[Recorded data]
"""

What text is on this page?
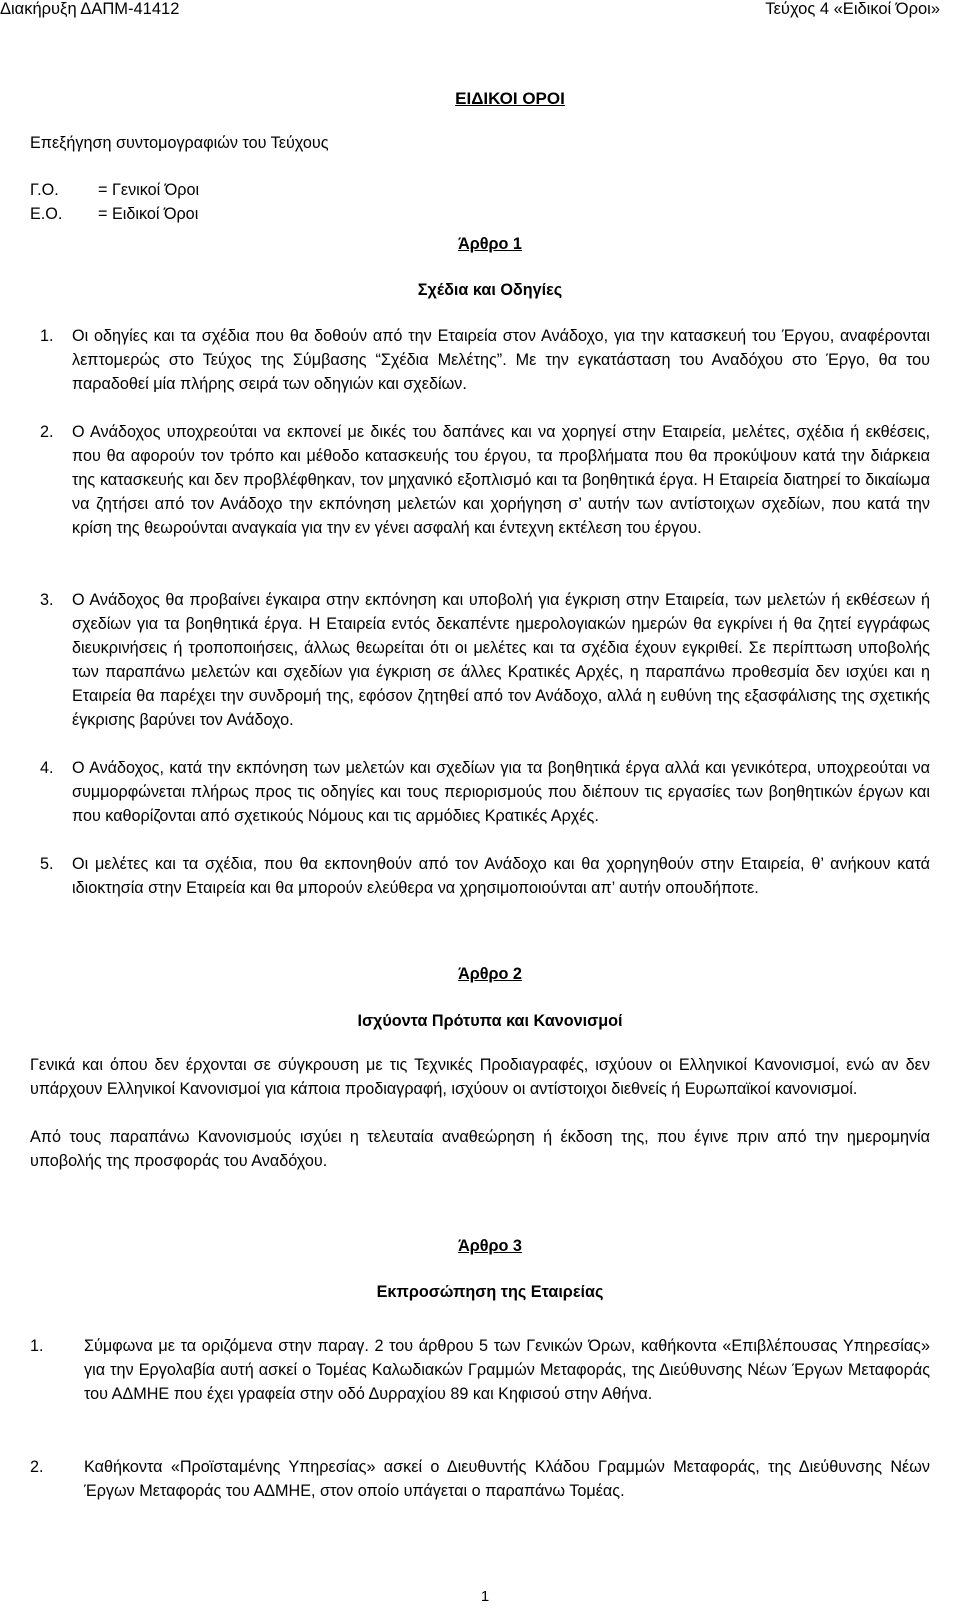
Διακήρυξη ΔΑΠΜ-41412	Τεύχος 4 «Ειδικοί Όροι»
ΕΙΔΙΚΟΙ ΟΡΟΙ
Επεξήγηση συντομογραφιών του Τεύχους
Γ.Ο.	= Γενικοί Όροι
Ε.Ο.	= Ειδικοί Όροι
Άρθρο 1
Σχέδια και Οδηγίες
1. Οι οδηγίες και τα σχέδια που θα δοθούν από την Εταιρεία στον Ανάδοχο, για την κατασκευή του Έργου, αναφέρονται λεπτομερώς στο Τεύχος της Σύμβασης “Σχέδια Μελέτης”. Με την εγκατάσταση του Αναδόχου στο Έργο, θα του παραδοθεί μία πλήρης σειρά των οδηγιών και σχεδίων.
2. Ο Ανάδοχος υποχρεούται να εκπονεί με δικές του δαπάνες και να χορηγεί στην Εταιρεία, μελέτες, σχέδια ή εκθέσεις, που θα αφορούν τον τρόπο και μέθοδο κατασκευής του έργου, τα προβλήματα που θα προκύψουν κατά την διάρκεια της κατασκευής και δεν προβλέφθηκαν, τον μηχανικό εξοπλισμό και τα βοηθητικά έργα. Η Εταιρεία διατηρεί το δικαίωμα να ζητήσει από τον Ανάδοχο την εκπόνηση μελετών και χορήγηση σ’ αυτήν των αντίστοιχων σχεδίων, που κατά την κρίση της θεωρούνται αναγκαία για την εν γένει ασφαλή και έντεχνη εκτέλεση του έργου.
3. Ο Ανάδοχος θα προβαίνει έγκαιρα στην εκπόνηση και υποβολή για έγκριση στην Εταιρεία, των μελετών ή εκθέσεων ή σχεδίων για τα βοηθητικά έργα. Η Εταιρεία εντός δεκαπέντε ημερολογιακών ημερών θα εγκρίνει ή θα ζητεί εγγράφως διευκρινήσεις ή τροποποιήσεις, άλλως θεωρείται ότι οι μελέτες και τα σχέδια έχουν εγκριθεί. Σε περίπτωση υποβολής των παραπάνω μελετών και σχεδίων για έγκριση σε άλλες Κρατικές Αρχές, η παραπάνω προθεσμία δεν ισχύει και η Εταιρεία θα παρέχει την συνδρομή της, εφόσον ζητηθεί από τον Ανάδοχο, αλλά η ευθύνη της εξασφάλισης της σχετικής έγκρισης βαρύνει τον Ανάδοχο.
4. Ο Ανάδοχος, κατά την εκπόνηση των μελετών και σχεδίων για τα βοηθητικά έργα αλλά και γενικότερα, υποχρεούται να συμμορφώνεται πλήρως προς τις οδηγίες και τους περιορισμούς που διέπουν τις εργασίες των βοηθητικών έργων και που καθορίζονται από σχετικούς Νόμους και τις αρμόδιες Κρατικές Αρχές.
5. Οι μελέτες και τα σχέδια, που θα εκπονηθούν από τον Ανάδοχο και θα χορηγηθούν στην Εταιρεία, θ’ ανήκουν κατά ιδιοκτησία στην Εταιρεία και θα μπορούν ελεύθερα να χρησιμοποιούνται απ’ αυτήν οπουδήποτε.
Άρθρο 2
Ισχύοντα Πρότυπα και Κανονισμοί
Γενικά και όπου δεν έρχονται σε σύγκρουση με τις Τεχνικές Προδιαγραφές, ισχύουν οι Ελληνικοί Κανονισμοί, ενώ αν δεν υπάρχουν Ελληνικοί Κανονισμοί για κάποια προδιαγραφή, ισχύουν οι αντίστοιχοι διεθνείς ή Ευρωπαϊκοί κανονισμοί.
Από τους παραπάνω Κανονισμούς ισχύει η τελευταία αναθεώρηση ή έκδοση της, που έγινε πριν από την ημερομηνία υποβολής της προσφοράς του Αναδόχου.
Άρθρο 3
Εκπροσώπηση της Εταιρείας
1. Σύμφωνα με τα οριζόμενα στην παραγ. 2 του άρθρου 5 των Γενικών Όρων, καθήκοντα «Επιβλέπουσας Υπηρεσίας» για την Εργολαβία αυτή ασκεί ο Τομέας Καλωδιακών Γραμμών Μεταφοράς, της Διεύθυνσης Νέων Έργων Μεταφοράς του ΑΔΜΗΕ που έχει γραφεία στην οδό Δυρραχίου 89 και Κηφισού στην Αθήνα.
2. Καθήκοντα «Προϊσταμένης Υπηρεσίας» ασκεί ο Διευθυντής Κλάδου Γραμμών Μεταφοράς, της Διεύθυνσης Νέων Έργων Μεταφοράς του ΑΔΜΗΕ, στον οποίο υπάγεται ο παραπάνω Τομέας.
1
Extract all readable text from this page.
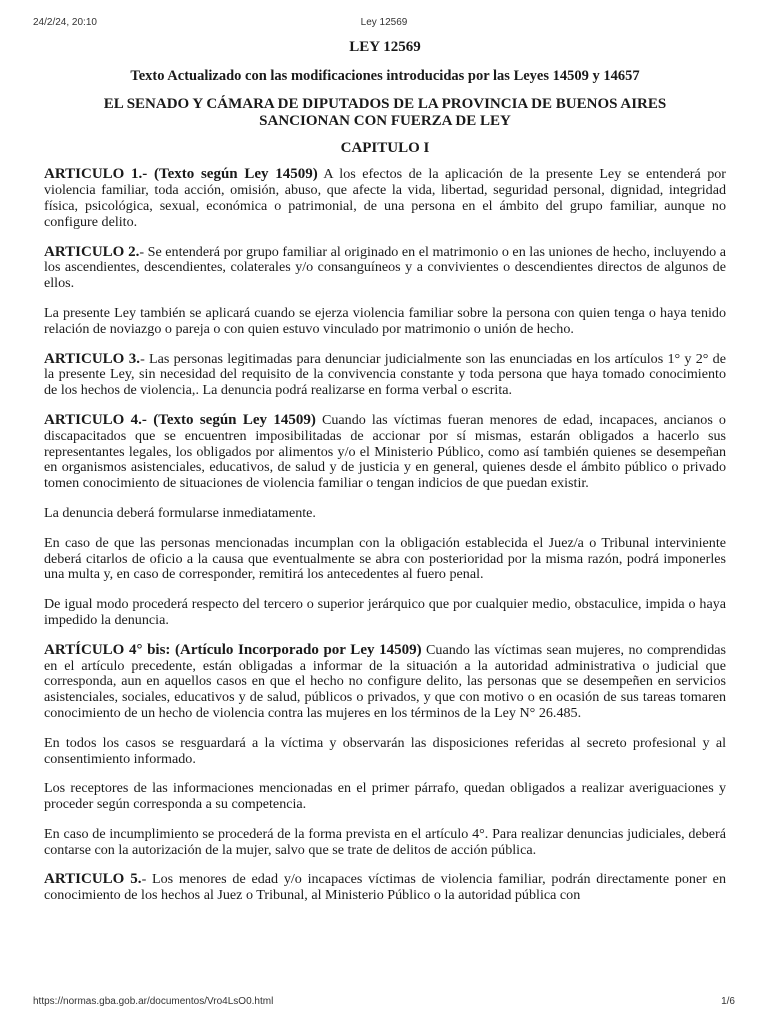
24/2/24, 20:10	Ley 12569

LEY 12569

Texto Actualizado con las modificaciones introducidas por las Leyes 14509 y 14657

EL SENADO Y CÁMARA DE DIPUTADOS DE LA PROVINCIA DE BUENOS AIRES
SANCIONAN CON FUERZA DE LEY

CAPITULO I

ARTICULO 1.- (Texto según Ley 14509) A los efectos de la aplicación de la presente Ley se entenderá por violencia familiar, toda acción, omisión, abuso, que afecte la vida, libertad, seguridad personal, dignidad, integridad física, psicológica, sexual, económica o patrimonial, de una persona en el ámbito del grupo familiar, aunque no configure delito.

ARTICULO 2.- Se entenderá por grupo familiar al originado en el matrimonio o en las uniones de hecho, incluyendo a los ascendientes, descendientes, colaterales y/o consanguíneos y a convivientes o descendientes directos de algunos de ellos.

La presente Ley también se aplicará cuando se ejerza violencia familiar sobre la persona con quien tenga o haya tenido relación de noviazgo o pareja o con quien estuvo vinculado por matrimonio o unión de hecho.

ARTICULO 3.- Las personas legitimadas para denunciar judicialmente son las enunciadas en los artículos 1° y 2° de la presente Ley, sin necesidad del requisito de la convivencia constante y toda persona que haya tomado conocimiento de los hechos de violencia,. La denuncia podrá realizarse en forma verbal o escrita.

ARTICULO 4.- (Texto según Ley 14509) Cuando las víctimas fueran menores de edad, incapaces, ancianos o discapacitados que se encuentren imposibilitadas de accionar por sí mismas, estarán obligados a hacerlo sus representantes legales, los obligados por alimentos y/o el Ministerio Público, como así también quienes se desempeñan en organismos asistenciales, educativos, de salud y de justicia y en general, quienes desde el ámbito público o privado tomen conocimiento de situaciones de violencia familiar o tengan indicios de que puedan existir.

La denuncia deberá formularse inmediatamente.

En caso de que las personas mencionadas incumplan con la obligación establecida el Juez/a o Tribunal interviniente deberá citarlos de oficio a la causa que eventualmente se abra con posterioridad por la misma razón, podrá imponerles una multa y, en caso de corresponder, remitirá los antecedentes al fuero penal.

De igual modo procederá respecto del tercero o superior jerárquico que por cualquier medio, obstaculice, impida o haya impedido la denuncia.

ARTÍCULO 4° bis: (Artículo Incorporado por Ley 14509) Cuando las víctimas sean mujeres, no comprendidas en el artículo precedente, están obligadas a informar de la situación a la autoridad administrativa o judicial que corresponda, aun en aquellos casos en que el hecho no configure delito, las personas que se desempeñen en servicios asistenciales, sociales, educativos y de salud, públicos o privados, y que con motivo o en ocasión de sus tareas tomaren conocimiento de un hecho de violencia contra las mujeres en los términos de la Ley N° 26.485.

En todos los casos se resguardará a la víctima y observarán las disposiciones referidas al secreto profesional y al consentimiento informado.

Los receptores de las informaciones mencionadas en el primer párrafo, quedan obligados a realizar averiguaciones y proceder según corresponda a su competencia.

En caso de incumplimiento se procederá de la forma prevista en el artículo 4°. Para realizar denuncias judiciales, deberá contarse con la autorización de la mujer, salvo que se trate de delitos de acción pública.

ARTICULO 5.- Los menores de edad y/o incapaces víctimas de violencia familiar, podrán directamente poner en conocimiento de los hechos al Juez o Tribunal, al Ministerio Público o la autoridad pública con

https://normas.gba.gob.ar/documentos/Vro4LsO0.html	1/6
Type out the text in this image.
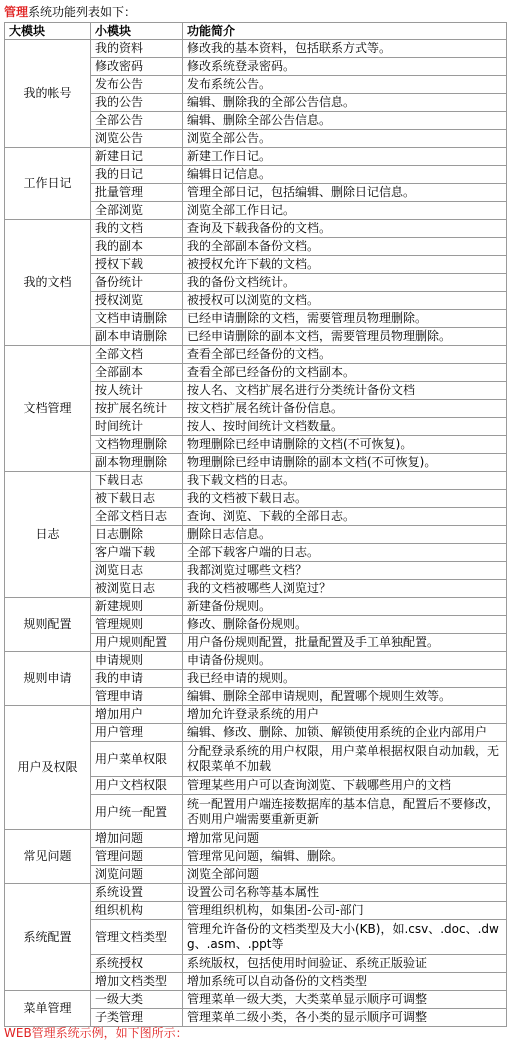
管理系统功能列表如下：
大模块	小模块	功能简介
我的帐号	我的资料	修改我的基本资料，包括联系方式等。
	修改密码	修改系统登录密码。
	发布公告	发布系统公告。
	我的公告	编辑、删除我的全部公告信息。
	全部公告	编辑、删除全部公告信息。
	浏览公告	浏览全部公告。
工作日记	新建日记	新建工作日记。
	我的日记	编辑日记信息。
	批量管理	管理全部日记，包括编辑、删除日记信息。
	全部浏览	浏览全部工作日记。
我的文档	我的文档	查询及下载我备份的文档。
	我的副本	我的全部副本备份文档。
	授权下载	被授权允许下载的文档。
	备份统计	我的备份文档统计。
	授权浏览	被授权可以浏览的文档。
	文档申请删除	已经申请删除的文档，需要管理员物理删除。
	副本申请删除	已经申请删除的副本文档，需要管理员物理删除。
文档管理	全部文档	查看全部已经备份的文档。
	全部副本	查看全部已经备份的文档副本。
	按人统计	按人名、文档扩展名进行分类统计备份文档
	按扩展名统计	按文档扩展名统计备份信息。
	时间统计	按人、按时间统计文档数量。
	文档物理删除	物理删除已经申请删除的文档(不可恢复)。
	副本物理删除	物理删除已经申请删除的副本文档(不可恢复)。
日志	下载日志	我下载文档的日志。
	被下载日志	我的文档被下载日志。
	全部文档日志	查询、浏览、下载的全部日志。
	日志删除	删除日志信息。
	客户端下载	全部下载客户端的日志。
	浏览日志	我都浏览过哪些文档？
	被浏览日志	我的文档被哪些人浏览过？
规则配置	新建规则	新建备份规则。
	管理规则	修改、删除备份规则。
	用户规则配置	用户备份规则配置，批量配置及手工单独配置。
规则申请	申请规则	申请备份规则。
	我的申请	我已经申请的规则。
	管理申请	编辑、删除全部申请规则，配置哪个规则生效等。
用户及权限	增加用户	增加允许登录系统的用户
	用户管理	编辑、修改、删除、加锁、解锁使用系统的企业内部用户
	用户菜单权限	分配登录系统的用户权限，用户菜单根据权限自动加载，无权限菜单不加载
	用户文档权限	管理某些用户可以查询浏览、下载哪些用户的文档
	用户统一配置	统一配置用户端连接数据库的基本信息，配置后不要修改，否则用户端需要重新更新
常见问题	增加问题	增加常见问题
	管理问题	管理常见问题，编辑、删除。
	浏览问题	浏览全部问题
系统配置	系统设置	设置公司名称等基本属性
	组织机构	管理组织机构，如集团-公司-部门
	管理文档类型	管理允许备份的文档类型及大小(KB)，如.csv、.doc、.dwg、.asm、.ppt等
	系统授权	系统版权，包括使用时间验证、系统正版验证
	增加文档类型	增加系统可以自动备份的文档类型
菜单管理	一级大类	管理菜单一级大类，大类菜单显示顺序可调整
	子类管理	管理菜单二级小类，各小类的显示顺序可调整
WEB管理系统示例，如下图所示：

"""

Task objective:
Quote precisely the lines of the data from the line containing "Type out the text in this image." through its final line, both included, excluding pictures.

Solution to this task:
Type out the text in this image.
管理系统功能列表如下：
大模块	小模块	功能简介
我的帐号	我的资料	修改我的基本资料，包括联系方式等。
	修改密码	修改系统登录密码。
	发布公告	发布系统公告。
	我的公告	编辑、删除我的全部公告信息。
	全部公告	编辑、删除全部公告信息。
	浏览公告	浏览全部公告。
工作日记	新建日记	新建工作日记。
	我的日记	编辑日记信息。
	批量管理	管理全部日记，包括编辑、删除日记信息。
	全部浏览	浏览全部工作日记。
我的文档	我的文档	查询及下载我备份的文档。
	我的副本	我的全部副本备份文档。
	授权下载	被授权允许下载的文档。
	备份统计	我的备份文档统计。
	授权浏览	被授权可以浏览的文档。
	文档申请删除	已经申请删除的文档，需要管理员物理删除。
	副本申请删除	已经申请删除的副本文档，需要管理员物理删除。
文档管理	全部文档	查看全部已经备份的文档。
	全部副本	查看全部已经备份的文档副本。
	按人统计	按人名、文档扩展名进行分类统计备份文档
	按扩展名统计	按文档扩展名统计备份信息。
	时间统计	按人、按时间统计文档数量。
	文档物理删除	物理删除已经申请删除的文档(不可恢复)。
	副本物理删除	物理删除已经申请删除的副本文档(不可恢复)。
日志	下载日志	我下载文档的日志。
	被下载日志	我的文档被下载日志。
	全部文档日志	查询、浏览、下载的全部日志。
	日志删除	删除日志信息。
	客户端下载	全部下载客户端的日志。
	浏览日志	我都浏览过哪些文档？
	被浏览日志	我的文档被哪些人浏览过？
规则配置	新建规则	新建备份规则。
	管理规则	修改、删除备份规则。
	用户规则配置	用户备份规则配置，批量配置及手工单独配置。
规则申请	申请规则	申请备份规则。
	我的申请	我已经申请的规则。
	管理申请	编辑、删除全部申请规则，配置哪个规则生效等。
用户及权限	增加用户	增加允许登录系统的用户
	用户管理	编辑、修改、删除、加锁、解锁使用系统的企业内部用户
	用户菜单权限	分配登录系统的用户权限，用户菜单根据权限自动加载，无权限菜单不加载
	用户文档权限	管理某些用户可以查询浏览、下载哪些用户的文档
	用户统一配置	统一配置用户端连接数据库的基本信息，配置后不要修改，否则用户端需要重新更新
常见问题	增加问题	增加常见问题
	管理问题	管理常见问题，编辑、删除。
	浏览问题	浏览全部问题
系统配置	系统设置	设置公司名称等基本属性
	组织机构	管理组织机构，如集团-公司-部门
	管理文档类型	管理允许备份的文档类型及大小(KB)，如.csv、.doc、.dwg、.asm、.ppt等
	系统授权	系统版权，包括使用时间验证、系统正版验证
	增加文档类型	增加系统可以自动备份的文档类型
菜单管理	一级大类	管理菜单一级大类，大类菜单显示顺序可调整
	子类管理	管理菜单二级小类，各小类的显示顺序可调整
WEB管理系统示例，如下图所示：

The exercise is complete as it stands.